EXERCISE AIM
Return the whole listing exactly as it stands.

RECORDS
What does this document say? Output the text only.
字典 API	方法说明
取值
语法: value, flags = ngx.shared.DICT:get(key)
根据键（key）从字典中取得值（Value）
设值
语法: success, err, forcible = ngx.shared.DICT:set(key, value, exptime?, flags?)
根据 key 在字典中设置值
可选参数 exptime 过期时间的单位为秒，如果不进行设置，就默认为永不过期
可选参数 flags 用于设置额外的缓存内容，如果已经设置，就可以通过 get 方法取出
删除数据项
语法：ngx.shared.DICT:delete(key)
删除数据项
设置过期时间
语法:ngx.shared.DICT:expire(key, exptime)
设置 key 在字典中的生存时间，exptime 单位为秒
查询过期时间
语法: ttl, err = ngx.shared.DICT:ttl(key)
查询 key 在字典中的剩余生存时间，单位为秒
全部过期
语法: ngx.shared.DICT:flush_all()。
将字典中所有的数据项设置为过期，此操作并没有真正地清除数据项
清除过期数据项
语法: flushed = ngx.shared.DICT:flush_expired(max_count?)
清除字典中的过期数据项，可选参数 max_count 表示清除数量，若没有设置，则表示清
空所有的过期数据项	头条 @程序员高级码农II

TASK RESULT
What does this document say? Output the text only.
字典 API	方法说明
取值
语法: value, flags = ngx.shared.DICT:get(key)
根据键（key）从字典中取得值（Value）
设值
语法: success, err, forcible = ngx.shared.DICT:set(key, value, exptime?, flags?)
根据 key 在字典中设置值
可选参数 exptime 过期时间的单位为秒，如果不进行设置，就默认为永不过期
可选参数 flags 用于设置额外的缓存内容，如果已经设置，就可以通过 get 方法取出
删除数据项
语法：ngx.shared.DICT:delete(key)
删除数据项
设置过期时间
语法:ngx.shared.DICT:expire(key, exptime)
设置 key 在字典中的生存时间，exptime 单位为秒
查询过期时间
语法: ttl, err = ngx.shared.DICT:ttl(key)
查询 key 在字典中的剩余生存时间，单位为秒
全部过期
语法: ngx.shared.DICT:flush_all()。
将字典中所有的数据项设置为过期，此操作并没有真正地清除数据项
清除过期数据项
语法: flushed = ngx.shared.DICT:flush_expired(max_count?)
清除字典中的过期数据项，可选参数 max_count 表示清除数量，若没有设置，则表示清
空所有的过期数据项	头条 @程序员高级码农II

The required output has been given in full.